_What needs to be done_
Below are the records. List every line holding the word "Temp".

_Extracted data_
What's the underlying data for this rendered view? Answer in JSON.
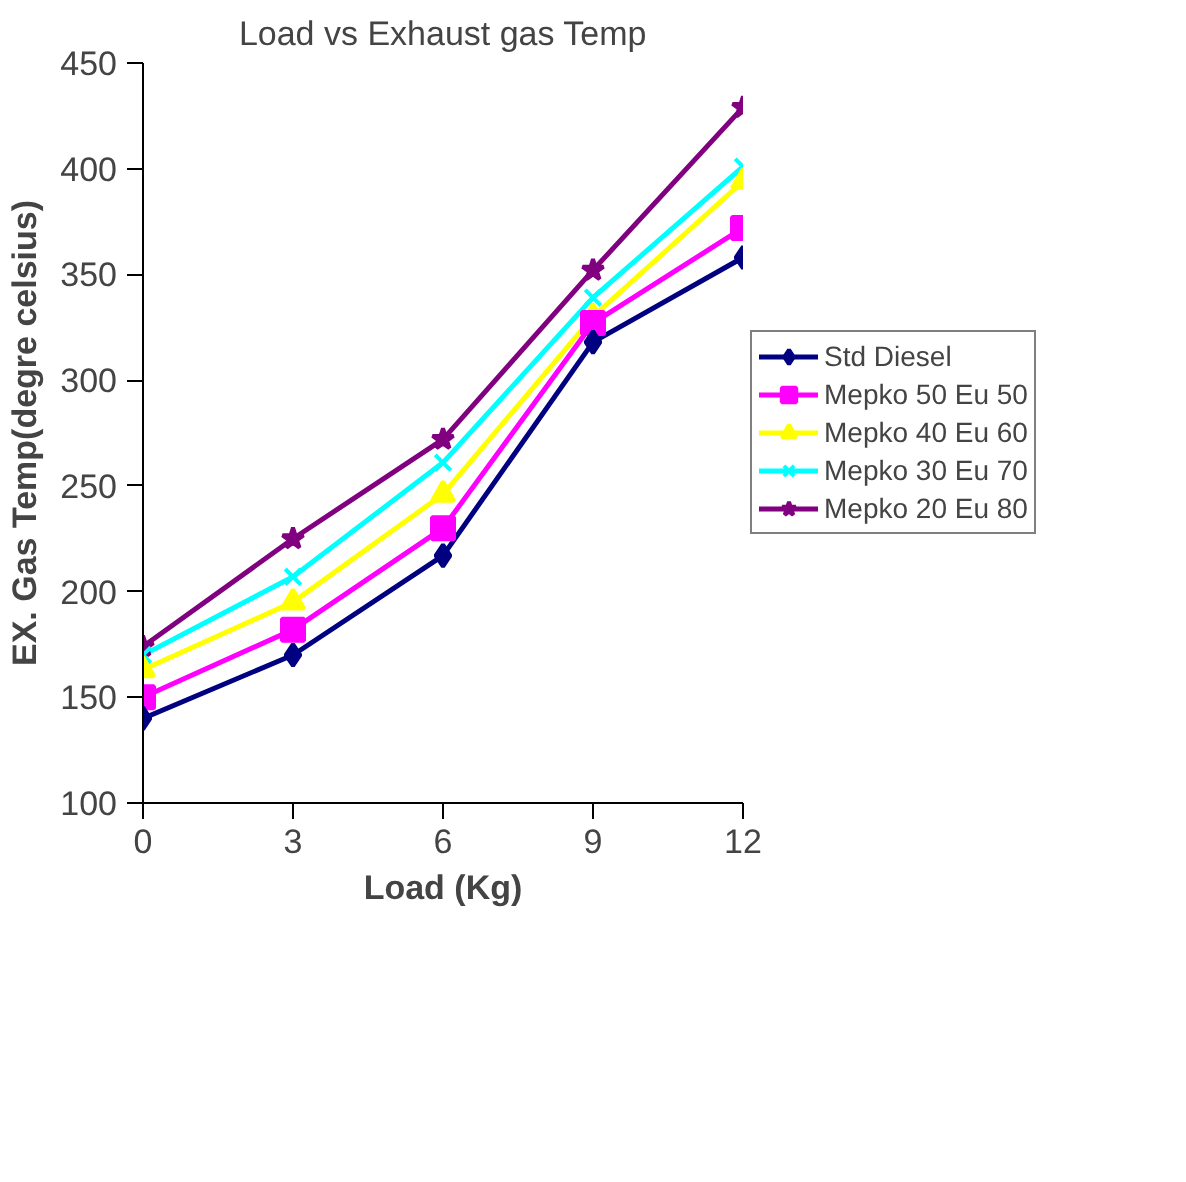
{
  "chart_data": {
    "type": "line",
    "title": "Load vs Exhaust gas Temp",
    "xlabel": "Load (Kg)",
    "ylabel": "EX. Gas Temp(degre celsius)",
    "x": [
      0,
      3,
      6,
      9,
      12
    ],
    "xlim": [
      0,
      12
    ],
    "xticks": [
      0,
      3,
      6,
      9,
      12
    ],
    "ylim": [
      100,
      450
    ],
    "yticks": [
      100,
      150,
      200,
      250,
      300,
      350,
      400,
      450
    ],
    "grid": false,
    "legend": "right",
    "line_style": "solid",
    "series": [
      {
        "name": "Std Diesel",
        "color": "#000080",
        "marker": "diamond",
        "values": [
          140,
          170,
          217,
          318,
          358
        ]
      },
      {
        "name": "Mepko 50 Eu 50",
        "color": "#ff00ff",
        "marker": "square",
        "values": [
          150,
          182,
          230,
          327,
          372
        ]
      },
      {
        "name": "Mepko 40 Eu 60",
        "color": "#ffff00",
        "marker": "triangle",
        "values": [
          163,
          195,
          246,
          330,
          394
        ]
      },
      {
        "name": "Mepko 30 Eu 70",
        "color": "#00ffff",
        "marker": "cross",
        "values": [
          170,
          207,
          261,
          339,
          401
        ]
      },
      {
        "name": "Mepko 20 Eu 80",
        "color": "#800080",
        "marker": "star",
        "values": [
          174,
          225,
          272,
          352,
          429
        ]
      }
    ]
  }
}
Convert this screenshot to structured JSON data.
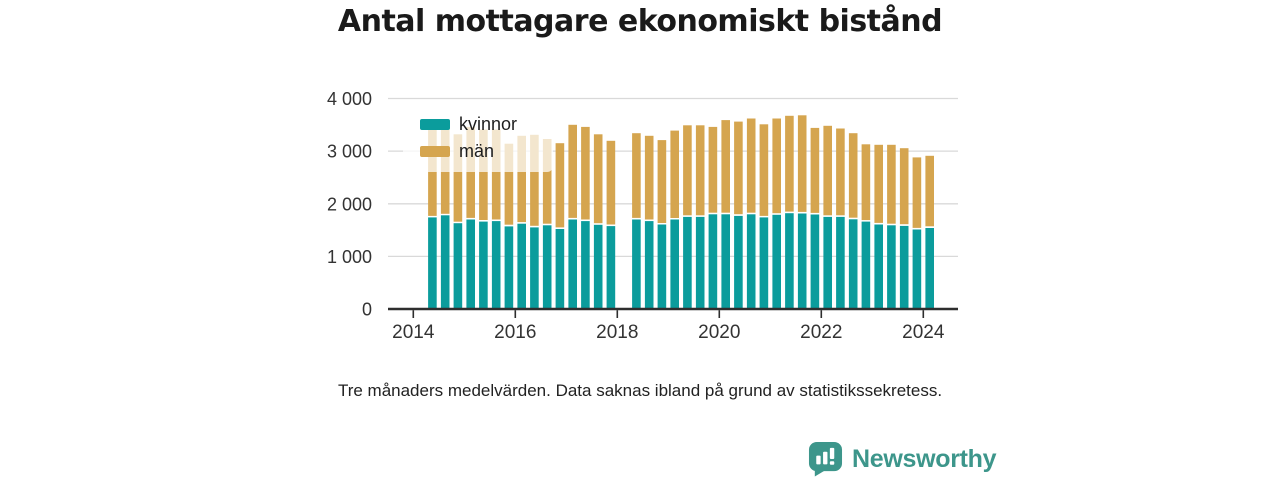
{
  "title": "Antal mottagare ekonomiskt bistånd",
  "note": "Tre månaders medelvärden. Data saknas ibland på grund av statistikssekretess.",
  "brand": {
    "name": "Newsworthy",
    "color": "#3d968b",
    "icon": "bar-chart-speech-bubble-icon"
  },
  "colors": {
    "kvinnor": "#0b9c9c",
    "man": "#d5a54f",
    "axis": "#2e2e2e",
    "axis_text": "#333333",
    "grid": "#d9d9d9",
    "title": "#1a1a1a",
    "note_text": "#222222",
    "legend_text": "#1e1e1e",
    "background": "#ffffff"
  },
  "legend": [
    {
      "label": "kvinnor",
      "color": "#0b9c9c"
    },
    {
      "label": "män",
      "color": "#d5a54f"
    }
  ],
  "chart_data": {
    "type": "bar",
    "stacked": true,
    "title": "Antal mottagare ekonomiskt bistånd",
    "xlabel": "",
    "ylabel": "",
    "ylim": [
      0,
      4000
    ],
    "grid": true,
    "legend_position": "inside-top-left",
    "x_unit": "quarter (3-month averages)",
    "missing": [
      "2018K1"
    ],
    "y_ticks": [
      {
        "value": 0,
        "label": "0"
      },
      {
        "value": 1000,
        "label": "1 000"
      },
      {
        "value": 2000,
        "label": "2 000"
      },
      {
        "value": 3000,
        "label": "3 000"
      },
      {
        "value": 4000,
        "label": "4 000"
      }
    ],
    "x_ticks": [
      {
        "value": 2014,
        "label": "2014"
      },
      {
        "value": 2016,
        "label": "2016"
      },
      {
        "value": 2018,
        "label": "2018"
      },
      {
        "value": 2020,
        "label": "2020"
      },
      {
        "value": 2022,
        "label": "2022"
      },
      {
        "value": 2024,
        "label": "2024"
      }
    ],
    "categories": [
      "2014K2",
      "2014K3",
      "2014K4",
      "2015K1",
      "2015K2",
      "2015K3",
      "2015K4",
      "2016K1",
      "2016K2",
      "2016K3",
      "2016K4",
      "2017K1",
      "2017K2",
      "2017K3",
      "2017K4",
      "2018K1",
      "2018K2",
      "2018K3",
      "2018K4",
      "2019K1",
      "2019K2",
      "2019K3",
      "2019K4",
      "2020K1",
      "2020K2",
      "2020K3",
      "2020K4",
      "2021K1",
      "2021K2",
      "2021K3",
      "2021K4",
      "2022K1",
      "2022K2",
      "2022K3",
      "2022K4",
      "2023K1",
      "2023K2",
      "2023K3",
      "2023K4",
      "2024K1"
    ],
    "series": [
      {
        "name": "kvinnor",
        "color": "#0b9c9c",
        "values": [
          1740,
          1780,
          1630,
          1700,
          1660,
          1670,
          1570,
          1620,
          1550,
          1590,
          1520,
          1700,
          1670,
          1600,
          1575,
          null,
          1700,
          1670,
          1605,
          1700,
          1750,
          1750,
          1800,
          1800,
          1770,
          1800,
          1740,
          1790,
          1820,
          1815,
          1795,
          1750,
          1750,
          1705,
          1660,
          1605,
          1590,
          1580,
          1510,
          1540
        ]
      },
      {
        "name": "män",
        "color": "#d5a54f",
        "values": [
          1740,
          1740,
          1660,
          1730,
          1720,
          1710,
          1540,
          1640,
          1730,
          1610,
          1600,
          1770,
          1760,
          1690,
          1590,
          null,
          1610,
          1590,
          1575,
          1660,
          1710,
          1710,
          1630,
          1760,
          1760,
          1790,
          1740,
          1800,
          1820,
          1835,
          1615,
          1700,
          1650,
          1605,
          1440,
          1485,
          1500,
          1445,
          1340,
          1340
        ]
      }
    ]
  }
}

_Expected output_
    "title": "Load vs Exhaust gas Temp",
    "ylabel": "EX. Gas Temp(degre celsius)",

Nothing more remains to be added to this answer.